- **Problem statement**:
Copy out each line featuring the string "presente" from the entries beneath.

- **Input rows**:
--- Begin ---

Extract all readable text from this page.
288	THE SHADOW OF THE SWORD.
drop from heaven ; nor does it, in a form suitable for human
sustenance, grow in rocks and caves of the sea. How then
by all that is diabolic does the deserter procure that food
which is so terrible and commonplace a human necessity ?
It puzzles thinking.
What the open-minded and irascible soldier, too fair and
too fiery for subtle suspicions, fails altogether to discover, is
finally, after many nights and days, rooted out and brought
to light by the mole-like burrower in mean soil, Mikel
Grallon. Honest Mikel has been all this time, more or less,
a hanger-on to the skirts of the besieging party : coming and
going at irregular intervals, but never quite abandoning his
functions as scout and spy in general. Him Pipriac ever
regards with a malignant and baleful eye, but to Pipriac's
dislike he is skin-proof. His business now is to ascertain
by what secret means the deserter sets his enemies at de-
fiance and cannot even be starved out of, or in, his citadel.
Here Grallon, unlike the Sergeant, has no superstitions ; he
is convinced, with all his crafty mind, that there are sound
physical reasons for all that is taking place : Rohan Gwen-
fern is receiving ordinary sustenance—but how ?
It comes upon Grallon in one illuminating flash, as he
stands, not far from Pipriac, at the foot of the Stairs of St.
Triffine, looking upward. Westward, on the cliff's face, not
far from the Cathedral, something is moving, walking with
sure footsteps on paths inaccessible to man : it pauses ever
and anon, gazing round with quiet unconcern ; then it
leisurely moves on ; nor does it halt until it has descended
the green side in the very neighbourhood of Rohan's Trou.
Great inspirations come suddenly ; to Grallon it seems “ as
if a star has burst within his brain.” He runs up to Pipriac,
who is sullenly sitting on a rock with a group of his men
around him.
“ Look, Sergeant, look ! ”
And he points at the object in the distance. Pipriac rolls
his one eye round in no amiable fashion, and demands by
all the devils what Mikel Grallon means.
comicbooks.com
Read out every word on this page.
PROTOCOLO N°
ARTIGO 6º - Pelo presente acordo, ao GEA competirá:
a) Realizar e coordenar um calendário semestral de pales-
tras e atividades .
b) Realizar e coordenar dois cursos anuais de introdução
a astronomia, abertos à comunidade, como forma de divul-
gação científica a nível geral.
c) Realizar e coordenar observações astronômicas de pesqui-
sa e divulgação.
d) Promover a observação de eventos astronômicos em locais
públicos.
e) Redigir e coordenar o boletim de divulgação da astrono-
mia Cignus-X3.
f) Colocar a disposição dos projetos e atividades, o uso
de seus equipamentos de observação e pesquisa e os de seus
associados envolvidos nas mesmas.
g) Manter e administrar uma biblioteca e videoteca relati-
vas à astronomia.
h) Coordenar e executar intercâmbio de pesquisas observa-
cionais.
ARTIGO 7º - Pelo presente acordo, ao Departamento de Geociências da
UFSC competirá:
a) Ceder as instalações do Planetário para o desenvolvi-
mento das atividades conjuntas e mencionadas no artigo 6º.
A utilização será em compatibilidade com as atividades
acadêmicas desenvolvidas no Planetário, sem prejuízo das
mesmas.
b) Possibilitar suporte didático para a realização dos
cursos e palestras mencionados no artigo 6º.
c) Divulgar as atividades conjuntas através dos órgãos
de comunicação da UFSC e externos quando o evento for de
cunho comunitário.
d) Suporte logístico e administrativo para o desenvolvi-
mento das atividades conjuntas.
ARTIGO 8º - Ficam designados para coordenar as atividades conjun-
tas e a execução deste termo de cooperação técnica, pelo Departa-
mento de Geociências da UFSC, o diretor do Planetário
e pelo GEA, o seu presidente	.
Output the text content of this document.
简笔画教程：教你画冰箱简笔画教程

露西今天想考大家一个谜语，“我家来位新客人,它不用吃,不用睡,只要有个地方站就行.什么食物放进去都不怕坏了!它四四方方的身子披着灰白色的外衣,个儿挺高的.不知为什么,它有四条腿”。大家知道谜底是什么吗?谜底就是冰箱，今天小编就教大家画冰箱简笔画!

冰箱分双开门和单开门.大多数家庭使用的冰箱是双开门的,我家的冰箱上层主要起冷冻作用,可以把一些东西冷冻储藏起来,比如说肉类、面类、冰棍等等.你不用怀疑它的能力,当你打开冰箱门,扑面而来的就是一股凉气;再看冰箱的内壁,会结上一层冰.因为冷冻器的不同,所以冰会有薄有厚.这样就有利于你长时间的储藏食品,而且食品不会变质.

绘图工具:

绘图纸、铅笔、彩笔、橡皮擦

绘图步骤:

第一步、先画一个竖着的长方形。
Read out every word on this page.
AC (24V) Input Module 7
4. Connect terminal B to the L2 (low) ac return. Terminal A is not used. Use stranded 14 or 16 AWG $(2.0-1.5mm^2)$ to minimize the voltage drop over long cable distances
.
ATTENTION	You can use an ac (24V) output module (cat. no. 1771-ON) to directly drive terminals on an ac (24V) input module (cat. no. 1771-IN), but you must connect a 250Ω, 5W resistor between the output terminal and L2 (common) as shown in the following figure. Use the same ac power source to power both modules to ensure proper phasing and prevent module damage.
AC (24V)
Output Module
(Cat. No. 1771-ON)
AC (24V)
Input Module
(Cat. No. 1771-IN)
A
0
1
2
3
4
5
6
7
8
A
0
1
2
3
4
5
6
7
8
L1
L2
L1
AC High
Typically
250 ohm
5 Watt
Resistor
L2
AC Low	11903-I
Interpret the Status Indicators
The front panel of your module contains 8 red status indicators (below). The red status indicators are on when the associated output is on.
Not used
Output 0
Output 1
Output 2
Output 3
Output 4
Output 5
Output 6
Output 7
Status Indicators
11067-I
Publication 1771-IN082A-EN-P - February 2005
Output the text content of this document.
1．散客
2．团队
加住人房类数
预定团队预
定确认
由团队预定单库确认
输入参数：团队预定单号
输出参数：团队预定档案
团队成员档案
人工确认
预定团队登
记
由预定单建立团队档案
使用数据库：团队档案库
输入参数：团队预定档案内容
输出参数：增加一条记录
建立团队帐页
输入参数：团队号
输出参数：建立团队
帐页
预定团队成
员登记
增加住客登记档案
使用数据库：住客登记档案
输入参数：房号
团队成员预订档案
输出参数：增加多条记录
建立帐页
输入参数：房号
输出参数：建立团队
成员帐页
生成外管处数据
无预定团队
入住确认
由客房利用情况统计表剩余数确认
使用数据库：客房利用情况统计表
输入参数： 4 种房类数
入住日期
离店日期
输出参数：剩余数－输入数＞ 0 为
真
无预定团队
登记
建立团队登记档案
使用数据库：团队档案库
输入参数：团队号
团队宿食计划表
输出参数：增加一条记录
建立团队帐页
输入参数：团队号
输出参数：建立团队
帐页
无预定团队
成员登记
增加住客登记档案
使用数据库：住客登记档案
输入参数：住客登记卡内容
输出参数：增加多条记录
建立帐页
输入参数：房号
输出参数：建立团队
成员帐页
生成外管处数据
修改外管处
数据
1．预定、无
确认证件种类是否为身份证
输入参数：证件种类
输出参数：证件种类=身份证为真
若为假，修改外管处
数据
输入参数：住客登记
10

--- End ---

- **Answer to this problem**:
ARTIGO 6º - Pelo presente acordo, ao GEA competirá:
ARTIGO 7º - Pelo presente acordo, ao Departamento de Geociências da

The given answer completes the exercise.